Task objective — In the material below, list every line carrying the string "seperti".

Records shown —
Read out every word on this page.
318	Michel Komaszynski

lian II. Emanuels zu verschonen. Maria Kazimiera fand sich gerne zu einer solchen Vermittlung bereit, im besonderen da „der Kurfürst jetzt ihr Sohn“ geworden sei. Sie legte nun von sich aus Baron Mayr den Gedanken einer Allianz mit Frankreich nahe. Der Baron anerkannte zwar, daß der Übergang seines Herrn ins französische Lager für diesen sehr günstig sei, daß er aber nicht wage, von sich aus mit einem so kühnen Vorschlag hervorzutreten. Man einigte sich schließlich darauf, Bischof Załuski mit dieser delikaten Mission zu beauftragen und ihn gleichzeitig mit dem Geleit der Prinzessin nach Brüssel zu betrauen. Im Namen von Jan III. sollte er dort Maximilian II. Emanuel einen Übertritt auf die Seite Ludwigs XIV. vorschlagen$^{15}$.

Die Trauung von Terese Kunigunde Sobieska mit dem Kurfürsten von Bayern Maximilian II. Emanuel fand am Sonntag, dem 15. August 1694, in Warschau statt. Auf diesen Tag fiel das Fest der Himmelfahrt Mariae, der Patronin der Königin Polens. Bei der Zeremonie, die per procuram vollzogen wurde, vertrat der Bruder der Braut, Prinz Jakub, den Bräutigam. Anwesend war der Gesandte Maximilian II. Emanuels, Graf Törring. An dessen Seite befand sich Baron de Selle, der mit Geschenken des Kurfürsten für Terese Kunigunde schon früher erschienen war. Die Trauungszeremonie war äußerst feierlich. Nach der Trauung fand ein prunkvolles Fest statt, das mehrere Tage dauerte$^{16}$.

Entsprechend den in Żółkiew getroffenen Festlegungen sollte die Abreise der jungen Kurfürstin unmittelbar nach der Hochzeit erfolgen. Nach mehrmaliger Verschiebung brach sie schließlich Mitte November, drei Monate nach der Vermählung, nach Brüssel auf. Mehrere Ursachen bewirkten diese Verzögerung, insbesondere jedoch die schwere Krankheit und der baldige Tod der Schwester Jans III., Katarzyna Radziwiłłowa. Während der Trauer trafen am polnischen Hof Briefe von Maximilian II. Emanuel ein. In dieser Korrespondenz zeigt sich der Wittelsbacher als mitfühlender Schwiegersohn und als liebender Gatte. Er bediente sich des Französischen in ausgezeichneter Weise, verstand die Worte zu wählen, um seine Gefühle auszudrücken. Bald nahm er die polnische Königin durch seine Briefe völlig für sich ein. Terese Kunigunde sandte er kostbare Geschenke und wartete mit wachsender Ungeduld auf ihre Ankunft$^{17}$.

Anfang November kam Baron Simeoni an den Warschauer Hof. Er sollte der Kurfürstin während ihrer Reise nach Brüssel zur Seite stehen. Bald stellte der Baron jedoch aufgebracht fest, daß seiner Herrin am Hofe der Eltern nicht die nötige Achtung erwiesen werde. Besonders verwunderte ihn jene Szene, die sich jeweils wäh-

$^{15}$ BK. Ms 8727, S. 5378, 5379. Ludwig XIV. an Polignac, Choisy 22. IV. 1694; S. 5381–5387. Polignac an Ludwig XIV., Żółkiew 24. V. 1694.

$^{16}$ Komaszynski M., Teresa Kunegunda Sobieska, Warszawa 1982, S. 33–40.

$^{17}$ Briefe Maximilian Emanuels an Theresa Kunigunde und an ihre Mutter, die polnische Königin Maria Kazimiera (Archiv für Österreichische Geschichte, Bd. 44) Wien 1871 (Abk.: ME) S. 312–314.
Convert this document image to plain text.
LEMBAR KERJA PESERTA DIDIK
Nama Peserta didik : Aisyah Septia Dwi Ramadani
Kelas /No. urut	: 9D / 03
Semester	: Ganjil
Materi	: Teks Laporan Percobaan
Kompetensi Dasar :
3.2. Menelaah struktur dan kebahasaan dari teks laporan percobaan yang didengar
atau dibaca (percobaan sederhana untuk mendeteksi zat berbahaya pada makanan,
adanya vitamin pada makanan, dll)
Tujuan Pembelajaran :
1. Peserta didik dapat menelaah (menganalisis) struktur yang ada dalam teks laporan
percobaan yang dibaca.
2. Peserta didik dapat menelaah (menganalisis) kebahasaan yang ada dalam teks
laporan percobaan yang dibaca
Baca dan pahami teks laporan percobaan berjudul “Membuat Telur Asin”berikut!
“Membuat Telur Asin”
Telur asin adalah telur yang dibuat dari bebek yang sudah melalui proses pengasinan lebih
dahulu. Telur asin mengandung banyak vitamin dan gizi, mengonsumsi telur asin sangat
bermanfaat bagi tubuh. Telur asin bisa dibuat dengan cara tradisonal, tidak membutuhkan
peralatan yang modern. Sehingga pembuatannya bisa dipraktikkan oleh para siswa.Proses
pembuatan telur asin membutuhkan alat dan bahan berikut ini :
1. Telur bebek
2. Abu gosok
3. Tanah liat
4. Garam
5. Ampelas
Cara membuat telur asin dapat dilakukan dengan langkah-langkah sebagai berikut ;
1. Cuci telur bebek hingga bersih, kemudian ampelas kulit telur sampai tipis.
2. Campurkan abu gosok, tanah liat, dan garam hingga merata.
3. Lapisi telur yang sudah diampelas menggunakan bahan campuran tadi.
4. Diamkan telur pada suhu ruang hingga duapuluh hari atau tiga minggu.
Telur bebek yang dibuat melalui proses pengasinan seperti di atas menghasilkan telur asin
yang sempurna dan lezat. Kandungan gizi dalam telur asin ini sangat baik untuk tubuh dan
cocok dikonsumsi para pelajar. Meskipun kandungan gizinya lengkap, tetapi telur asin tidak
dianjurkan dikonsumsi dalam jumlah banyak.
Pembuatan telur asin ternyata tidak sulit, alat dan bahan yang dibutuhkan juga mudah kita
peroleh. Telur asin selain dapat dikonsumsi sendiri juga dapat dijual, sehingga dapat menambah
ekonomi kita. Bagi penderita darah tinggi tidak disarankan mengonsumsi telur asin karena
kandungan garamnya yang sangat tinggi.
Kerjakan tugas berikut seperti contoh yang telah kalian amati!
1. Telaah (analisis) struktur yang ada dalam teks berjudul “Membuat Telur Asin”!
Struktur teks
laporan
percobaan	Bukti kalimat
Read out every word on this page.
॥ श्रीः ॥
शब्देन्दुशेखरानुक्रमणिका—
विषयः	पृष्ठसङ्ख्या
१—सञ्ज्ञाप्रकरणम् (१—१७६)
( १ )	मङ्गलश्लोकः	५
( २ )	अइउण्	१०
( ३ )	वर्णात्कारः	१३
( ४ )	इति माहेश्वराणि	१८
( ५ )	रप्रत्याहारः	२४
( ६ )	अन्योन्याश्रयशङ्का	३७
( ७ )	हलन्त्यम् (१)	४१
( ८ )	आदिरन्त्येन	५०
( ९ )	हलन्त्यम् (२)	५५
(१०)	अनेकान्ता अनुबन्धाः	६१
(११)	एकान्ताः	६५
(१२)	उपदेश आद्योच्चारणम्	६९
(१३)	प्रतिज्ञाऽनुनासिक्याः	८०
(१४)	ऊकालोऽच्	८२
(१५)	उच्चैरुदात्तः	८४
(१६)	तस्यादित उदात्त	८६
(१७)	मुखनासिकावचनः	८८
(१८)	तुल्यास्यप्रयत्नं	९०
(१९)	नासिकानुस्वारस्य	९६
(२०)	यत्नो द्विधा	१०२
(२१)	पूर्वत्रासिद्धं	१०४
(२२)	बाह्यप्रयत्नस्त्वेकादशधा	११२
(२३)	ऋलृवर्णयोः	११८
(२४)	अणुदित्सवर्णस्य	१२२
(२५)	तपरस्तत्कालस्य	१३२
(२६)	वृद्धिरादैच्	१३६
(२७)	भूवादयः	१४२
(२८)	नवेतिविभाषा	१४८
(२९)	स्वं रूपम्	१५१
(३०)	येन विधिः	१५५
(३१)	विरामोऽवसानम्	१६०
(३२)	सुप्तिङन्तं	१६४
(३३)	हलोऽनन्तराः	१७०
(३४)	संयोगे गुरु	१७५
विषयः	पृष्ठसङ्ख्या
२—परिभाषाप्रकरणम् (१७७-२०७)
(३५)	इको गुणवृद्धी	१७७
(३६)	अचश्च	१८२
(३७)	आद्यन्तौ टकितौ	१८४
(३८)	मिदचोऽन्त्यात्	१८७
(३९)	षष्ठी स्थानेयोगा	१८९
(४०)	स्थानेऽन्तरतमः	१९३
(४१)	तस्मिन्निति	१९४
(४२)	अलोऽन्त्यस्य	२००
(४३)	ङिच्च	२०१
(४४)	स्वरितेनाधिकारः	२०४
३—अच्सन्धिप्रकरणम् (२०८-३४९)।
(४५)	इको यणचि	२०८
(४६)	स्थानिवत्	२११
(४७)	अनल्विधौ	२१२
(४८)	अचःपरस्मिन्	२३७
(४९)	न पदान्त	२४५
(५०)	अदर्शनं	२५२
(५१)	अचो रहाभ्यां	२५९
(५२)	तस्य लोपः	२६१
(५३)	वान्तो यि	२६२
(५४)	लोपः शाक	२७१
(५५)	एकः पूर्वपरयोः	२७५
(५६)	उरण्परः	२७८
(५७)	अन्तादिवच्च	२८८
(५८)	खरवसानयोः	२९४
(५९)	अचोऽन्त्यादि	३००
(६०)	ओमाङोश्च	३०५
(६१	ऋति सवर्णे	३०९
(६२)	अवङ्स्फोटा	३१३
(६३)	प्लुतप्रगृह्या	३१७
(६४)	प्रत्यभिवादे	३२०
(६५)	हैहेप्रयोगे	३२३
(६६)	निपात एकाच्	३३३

Solution below —
Telur bebek yang dibuat melalui proses pengasinan seperti di atas menghasilkan telur asin
Kerjakan tugas berikut seperti contoh yang telah kalian amati!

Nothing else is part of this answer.